[Exercise requirements]
Repeat the listing in full, word for word.

[Items]
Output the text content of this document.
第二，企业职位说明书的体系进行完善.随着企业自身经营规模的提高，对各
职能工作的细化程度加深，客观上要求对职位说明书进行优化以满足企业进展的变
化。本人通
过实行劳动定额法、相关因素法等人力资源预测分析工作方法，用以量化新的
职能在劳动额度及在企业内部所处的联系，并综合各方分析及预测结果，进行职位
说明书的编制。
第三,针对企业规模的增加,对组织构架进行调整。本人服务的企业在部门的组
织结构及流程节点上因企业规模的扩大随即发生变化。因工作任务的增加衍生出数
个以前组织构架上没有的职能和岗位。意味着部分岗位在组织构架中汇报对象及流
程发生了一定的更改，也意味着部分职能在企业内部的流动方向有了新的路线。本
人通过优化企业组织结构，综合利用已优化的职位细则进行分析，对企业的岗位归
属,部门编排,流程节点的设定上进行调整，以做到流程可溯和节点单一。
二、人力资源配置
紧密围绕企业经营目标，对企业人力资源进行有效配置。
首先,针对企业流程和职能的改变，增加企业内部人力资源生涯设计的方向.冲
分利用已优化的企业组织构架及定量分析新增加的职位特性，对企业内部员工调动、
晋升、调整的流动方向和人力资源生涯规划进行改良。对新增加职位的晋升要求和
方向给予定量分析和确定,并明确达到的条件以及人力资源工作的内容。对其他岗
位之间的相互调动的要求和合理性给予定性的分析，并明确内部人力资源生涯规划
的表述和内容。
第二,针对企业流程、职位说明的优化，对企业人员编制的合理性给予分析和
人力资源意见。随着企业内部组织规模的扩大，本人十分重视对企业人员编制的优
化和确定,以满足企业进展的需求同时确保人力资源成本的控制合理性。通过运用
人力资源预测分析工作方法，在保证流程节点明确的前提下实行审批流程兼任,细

[Expected output]
Output the text content of this document.
第二，企业职位说明书的体系进行完善.随着企业自身经营规模的提高，对各
职能工作的细化程度加深，客观上要求对职位说明书进行优化以满足企业进展的变
化。本人通
过实行劳动定额法、相关因素法等人力资源预测分析工作方法，用以量化新的
职能在劳动额度及在企业内部所处的联系，并综合各方分析及预测结果，进行职位
说明书的编制。
第三,针对企业规模的增加,对组织构架进行调整。本人服务的企业在部门的组
织结构及流程节点上因企业规模的扩大随即发生变化。因工作任务的增加衍生出数
个以前组织构架上没有的职能和岗位。意味着部分岗位在组织构架中汇报对象及流
程发生了一定的更改，也意味着部分职能在企业内部的流动方向有了新的路线。本
人通过优化企业组织结构，综合利用已优化的职位细则进行分析，对企业的岗位归
属,部门编排,流程节点的设定上进行调整，以做到流程可溯和节点单一。
二、人力资源配置
紧密围绕企业经营目标，对企业人力资源进行有效配置。
首先,针对企业流程和职能的改变，增加企业内部人力资源生涯设计的方向.冲
分利用已优化的企业组织构架及定量分析新增加的职位特性，对企业内部员工调动、
晋升、调整的流动方向和人力资源生涯规划进行改良。对新增加职位的晋升要求和
方向给予定量分析和确定,并明确达到的条件以及人力资源工作的内容。对其他岗
位之间的相互调动的要求和合理性给予定性的分析，并明确内部人力资源生涯规划
的表述和内容。
第二,针对企业流程、职位说明的优化，对企业人员编制的合理性给予分析和
人力资源意见。随着企业内部组织规模的扩大，本人十分重视对企业人员编制的优
化和确定,以满足企业进展的需求同时确保人力资源成本的控制合理性。通过运用
人力资源预测分析工作方法，在保证流程节点明确的前提下实行审批流程兼任,细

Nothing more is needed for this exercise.